• WHAT IS BEING ASKED
Look through the records below and collect all lines that hold the string "circle".

• RECORDS SUPPLIED
++++++++

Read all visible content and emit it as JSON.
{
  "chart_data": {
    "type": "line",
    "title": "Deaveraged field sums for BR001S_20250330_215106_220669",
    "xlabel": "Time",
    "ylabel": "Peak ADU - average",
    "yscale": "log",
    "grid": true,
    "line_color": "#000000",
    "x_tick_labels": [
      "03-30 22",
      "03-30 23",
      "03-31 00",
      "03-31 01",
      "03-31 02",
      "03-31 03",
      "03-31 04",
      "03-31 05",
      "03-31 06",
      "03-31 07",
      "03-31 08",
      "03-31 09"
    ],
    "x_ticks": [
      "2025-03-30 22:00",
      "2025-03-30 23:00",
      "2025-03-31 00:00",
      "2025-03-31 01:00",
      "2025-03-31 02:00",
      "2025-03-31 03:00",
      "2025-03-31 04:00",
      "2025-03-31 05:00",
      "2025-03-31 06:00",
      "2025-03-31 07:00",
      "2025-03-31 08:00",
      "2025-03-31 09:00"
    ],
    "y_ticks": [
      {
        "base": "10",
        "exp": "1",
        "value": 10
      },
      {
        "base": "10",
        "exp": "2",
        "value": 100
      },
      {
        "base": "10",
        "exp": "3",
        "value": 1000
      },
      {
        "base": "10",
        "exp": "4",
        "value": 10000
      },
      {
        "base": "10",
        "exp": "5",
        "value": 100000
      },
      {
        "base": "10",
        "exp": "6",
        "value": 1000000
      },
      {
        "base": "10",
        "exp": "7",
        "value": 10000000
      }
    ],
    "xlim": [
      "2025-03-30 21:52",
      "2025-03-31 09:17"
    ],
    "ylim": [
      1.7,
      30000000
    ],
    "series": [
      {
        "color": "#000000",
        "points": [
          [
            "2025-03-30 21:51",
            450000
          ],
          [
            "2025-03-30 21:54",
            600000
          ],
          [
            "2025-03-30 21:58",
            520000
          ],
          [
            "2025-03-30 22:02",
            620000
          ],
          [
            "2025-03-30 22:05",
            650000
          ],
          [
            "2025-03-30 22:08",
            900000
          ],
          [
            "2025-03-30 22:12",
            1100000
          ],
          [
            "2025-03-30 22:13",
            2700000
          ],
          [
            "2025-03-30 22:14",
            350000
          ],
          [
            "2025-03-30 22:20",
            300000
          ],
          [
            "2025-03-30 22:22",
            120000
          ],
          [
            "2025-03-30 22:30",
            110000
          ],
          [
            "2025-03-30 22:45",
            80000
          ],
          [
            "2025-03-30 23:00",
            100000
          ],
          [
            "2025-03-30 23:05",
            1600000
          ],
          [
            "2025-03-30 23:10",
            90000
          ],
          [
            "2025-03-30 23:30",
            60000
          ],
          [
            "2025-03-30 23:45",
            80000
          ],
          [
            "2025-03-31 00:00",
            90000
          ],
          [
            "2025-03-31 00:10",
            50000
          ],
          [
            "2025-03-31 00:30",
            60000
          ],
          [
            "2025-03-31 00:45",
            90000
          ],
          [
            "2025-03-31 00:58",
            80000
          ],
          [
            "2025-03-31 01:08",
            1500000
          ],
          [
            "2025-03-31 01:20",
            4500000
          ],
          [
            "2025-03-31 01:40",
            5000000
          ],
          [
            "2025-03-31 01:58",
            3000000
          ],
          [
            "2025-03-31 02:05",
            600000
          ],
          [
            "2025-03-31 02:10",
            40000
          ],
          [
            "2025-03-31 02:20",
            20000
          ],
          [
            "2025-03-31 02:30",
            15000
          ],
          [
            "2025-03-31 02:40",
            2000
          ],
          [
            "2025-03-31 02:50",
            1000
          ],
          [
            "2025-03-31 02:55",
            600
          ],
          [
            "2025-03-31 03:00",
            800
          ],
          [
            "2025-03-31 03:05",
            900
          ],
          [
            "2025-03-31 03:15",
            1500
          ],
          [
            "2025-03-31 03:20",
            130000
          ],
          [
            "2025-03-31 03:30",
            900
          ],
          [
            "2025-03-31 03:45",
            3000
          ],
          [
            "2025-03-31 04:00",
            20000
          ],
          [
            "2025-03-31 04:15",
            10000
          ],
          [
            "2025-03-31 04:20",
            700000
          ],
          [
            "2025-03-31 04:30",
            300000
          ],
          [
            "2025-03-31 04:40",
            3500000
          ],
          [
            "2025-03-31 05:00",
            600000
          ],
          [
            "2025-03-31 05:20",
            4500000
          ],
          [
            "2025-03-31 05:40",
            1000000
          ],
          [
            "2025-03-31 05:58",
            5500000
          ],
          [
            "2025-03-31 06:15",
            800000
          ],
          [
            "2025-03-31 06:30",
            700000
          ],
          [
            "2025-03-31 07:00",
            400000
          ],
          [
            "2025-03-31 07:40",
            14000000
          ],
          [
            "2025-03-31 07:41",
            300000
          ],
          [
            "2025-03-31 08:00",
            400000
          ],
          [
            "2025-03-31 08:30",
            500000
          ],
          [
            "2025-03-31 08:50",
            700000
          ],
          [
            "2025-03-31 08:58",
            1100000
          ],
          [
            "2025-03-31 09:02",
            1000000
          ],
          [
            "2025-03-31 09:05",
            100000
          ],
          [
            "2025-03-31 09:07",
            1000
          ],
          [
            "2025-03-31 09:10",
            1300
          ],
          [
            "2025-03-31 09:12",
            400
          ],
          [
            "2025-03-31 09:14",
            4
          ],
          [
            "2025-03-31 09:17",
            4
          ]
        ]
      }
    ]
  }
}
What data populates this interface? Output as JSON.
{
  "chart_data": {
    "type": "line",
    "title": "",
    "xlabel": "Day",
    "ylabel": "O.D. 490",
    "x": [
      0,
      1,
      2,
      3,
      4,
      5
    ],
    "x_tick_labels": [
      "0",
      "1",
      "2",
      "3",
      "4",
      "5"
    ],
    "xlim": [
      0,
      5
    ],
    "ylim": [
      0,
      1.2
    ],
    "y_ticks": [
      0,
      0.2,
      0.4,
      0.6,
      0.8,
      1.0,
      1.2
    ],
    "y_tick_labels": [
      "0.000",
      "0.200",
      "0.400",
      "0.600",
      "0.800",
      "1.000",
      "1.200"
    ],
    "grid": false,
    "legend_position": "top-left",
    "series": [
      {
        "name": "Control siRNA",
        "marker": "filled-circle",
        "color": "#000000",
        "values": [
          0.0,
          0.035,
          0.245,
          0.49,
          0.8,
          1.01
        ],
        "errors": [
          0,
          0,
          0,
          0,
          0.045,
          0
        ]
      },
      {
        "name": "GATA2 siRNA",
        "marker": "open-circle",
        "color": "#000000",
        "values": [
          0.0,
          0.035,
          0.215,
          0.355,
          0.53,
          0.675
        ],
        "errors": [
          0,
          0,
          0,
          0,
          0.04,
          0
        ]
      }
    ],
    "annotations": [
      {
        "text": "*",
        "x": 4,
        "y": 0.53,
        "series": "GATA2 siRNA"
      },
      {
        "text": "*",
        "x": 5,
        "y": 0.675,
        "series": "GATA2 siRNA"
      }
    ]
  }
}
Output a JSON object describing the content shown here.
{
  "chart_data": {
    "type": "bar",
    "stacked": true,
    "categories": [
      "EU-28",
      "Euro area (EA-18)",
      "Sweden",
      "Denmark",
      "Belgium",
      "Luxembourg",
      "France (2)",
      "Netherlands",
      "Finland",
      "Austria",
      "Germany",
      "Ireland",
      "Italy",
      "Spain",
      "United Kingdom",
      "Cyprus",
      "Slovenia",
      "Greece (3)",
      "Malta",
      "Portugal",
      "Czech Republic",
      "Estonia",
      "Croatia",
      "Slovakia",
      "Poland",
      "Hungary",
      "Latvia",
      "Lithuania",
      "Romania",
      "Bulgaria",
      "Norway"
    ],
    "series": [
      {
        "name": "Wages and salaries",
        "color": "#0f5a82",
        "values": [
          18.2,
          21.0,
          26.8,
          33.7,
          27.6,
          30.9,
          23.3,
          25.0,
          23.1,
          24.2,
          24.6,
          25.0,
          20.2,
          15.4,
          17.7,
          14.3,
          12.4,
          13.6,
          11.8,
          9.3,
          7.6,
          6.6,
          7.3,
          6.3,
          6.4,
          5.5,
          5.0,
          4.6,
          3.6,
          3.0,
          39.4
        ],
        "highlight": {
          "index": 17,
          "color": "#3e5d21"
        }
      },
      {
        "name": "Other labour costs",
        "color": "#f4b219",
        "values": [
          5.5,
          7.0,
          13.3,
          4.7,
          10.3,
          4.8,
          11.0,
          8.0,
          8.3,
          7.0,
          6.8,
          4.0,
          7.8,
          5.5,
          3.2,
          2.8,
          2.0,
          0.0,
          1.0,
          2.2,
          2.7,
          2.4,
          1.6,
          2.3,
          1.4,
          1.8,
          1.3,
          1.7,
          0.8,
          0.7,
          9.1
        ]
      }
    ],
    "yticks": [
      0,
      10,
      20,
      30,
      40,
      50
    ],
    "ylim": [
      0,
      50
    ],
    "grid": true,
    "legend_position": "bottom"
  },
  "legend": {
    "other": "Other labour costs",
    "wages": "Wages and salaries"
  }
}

++++++++

• EXERCISE OUTPUT
        "marker": "filled-circle",
        "marker": "open-circle",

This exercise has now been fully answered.